• [WRITTEN EXERCISE]
Scan the records below for lines with the word "text", then state how many you find and nothing else.

▬▬▬

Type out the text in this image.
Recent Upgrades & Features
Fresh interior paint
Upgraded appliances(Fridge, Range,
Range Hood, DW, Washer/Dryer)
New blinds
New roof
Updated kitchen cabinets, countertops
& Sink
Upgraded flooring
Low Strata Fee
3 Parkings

▬▬▬

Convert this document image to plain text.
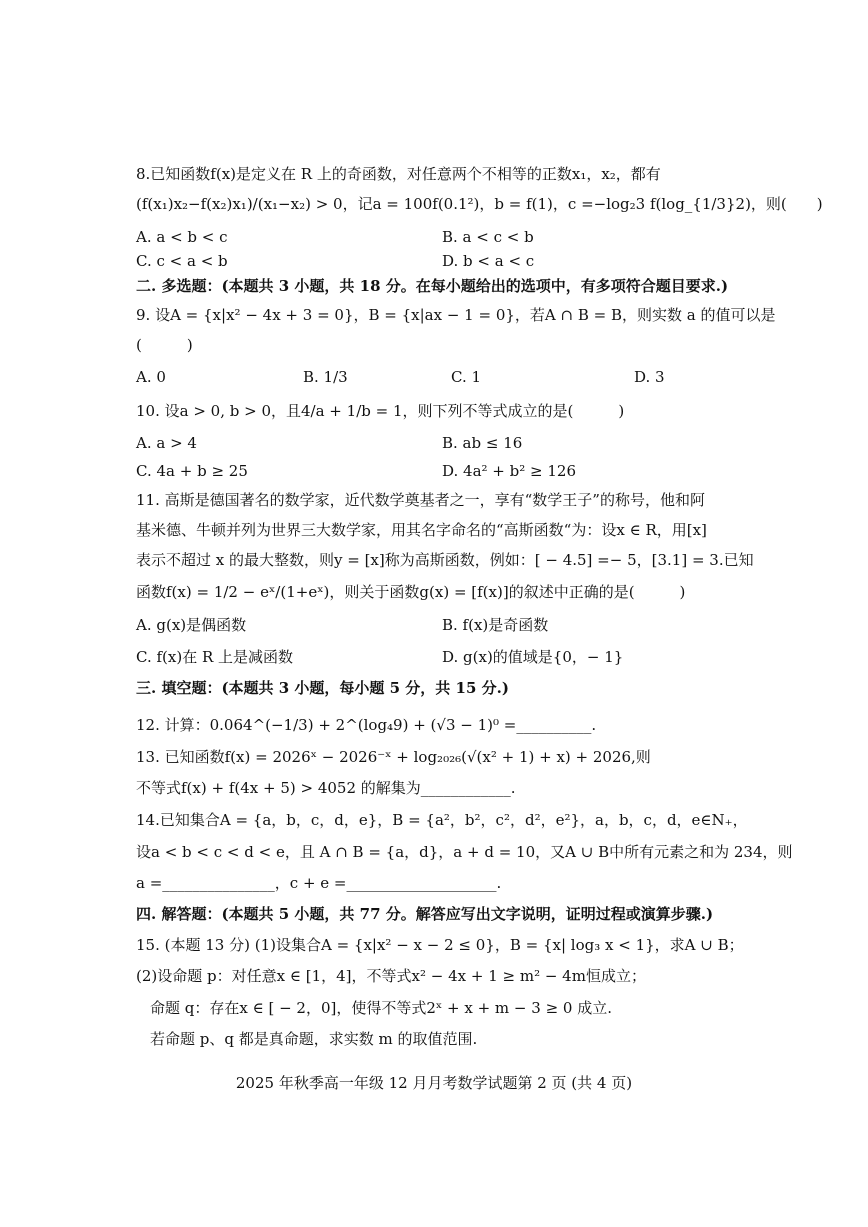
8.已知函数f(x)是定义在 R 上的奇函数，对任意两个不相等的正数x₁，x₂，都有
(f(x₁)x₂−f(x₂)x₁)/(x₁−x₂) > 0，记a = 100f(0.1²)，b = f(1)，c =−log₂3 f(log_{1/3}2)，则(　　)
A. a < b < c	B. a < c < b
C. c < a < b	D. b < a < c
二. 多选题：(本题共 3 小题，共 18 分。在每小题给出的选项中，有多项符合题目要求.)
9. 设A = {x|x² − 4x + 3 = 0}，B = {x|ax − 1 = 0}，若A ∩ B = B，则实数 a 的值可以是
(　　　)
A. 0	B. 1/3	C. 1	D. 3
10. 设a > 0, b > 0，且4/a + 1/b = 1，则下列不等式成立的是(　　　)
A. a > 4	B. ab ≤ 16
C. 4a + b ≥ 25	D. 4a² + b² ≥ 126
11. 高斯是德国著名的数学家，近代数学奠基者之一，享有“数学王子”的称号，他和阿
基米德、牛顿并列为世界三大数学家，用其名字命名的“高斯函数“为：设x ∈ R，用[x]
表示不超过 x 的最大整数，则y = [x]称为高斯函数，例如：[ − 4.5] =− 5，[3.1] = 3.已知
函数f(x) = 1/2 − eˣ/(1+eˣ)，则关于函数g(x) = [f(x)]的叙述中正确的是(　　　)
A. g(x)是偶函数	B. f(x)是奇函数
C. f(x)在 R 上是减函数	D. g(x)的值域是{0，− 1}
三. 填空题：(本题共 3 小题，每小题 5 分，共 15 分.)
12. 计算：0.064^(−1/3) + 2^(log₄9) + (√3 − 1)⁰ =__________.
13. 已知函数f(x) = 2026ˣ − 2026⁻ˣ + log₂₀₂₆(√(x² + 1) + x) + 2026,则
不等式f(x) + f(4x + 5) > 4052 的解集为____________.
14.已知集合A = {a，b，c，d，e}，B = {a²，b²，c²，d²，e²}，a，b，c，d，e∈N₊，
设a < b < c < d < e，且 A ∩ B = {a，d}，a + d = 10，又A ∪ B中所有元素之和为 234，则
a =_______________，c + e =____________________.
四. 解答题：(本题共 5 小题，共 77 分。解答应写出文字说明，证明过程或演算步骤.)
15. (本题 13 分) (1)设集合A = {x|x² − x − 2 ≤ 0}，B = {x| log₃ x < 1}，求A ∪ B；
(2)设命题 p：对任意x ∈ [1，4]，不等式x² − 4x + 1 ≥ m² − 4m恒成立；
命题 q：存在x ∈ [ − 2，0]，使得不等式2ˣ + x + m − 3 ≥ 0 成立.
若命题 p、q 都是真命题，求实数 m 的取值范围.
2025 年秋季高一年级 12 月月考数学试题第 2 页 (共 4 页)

▬▬▬

• [CORRECT ANSWER]
2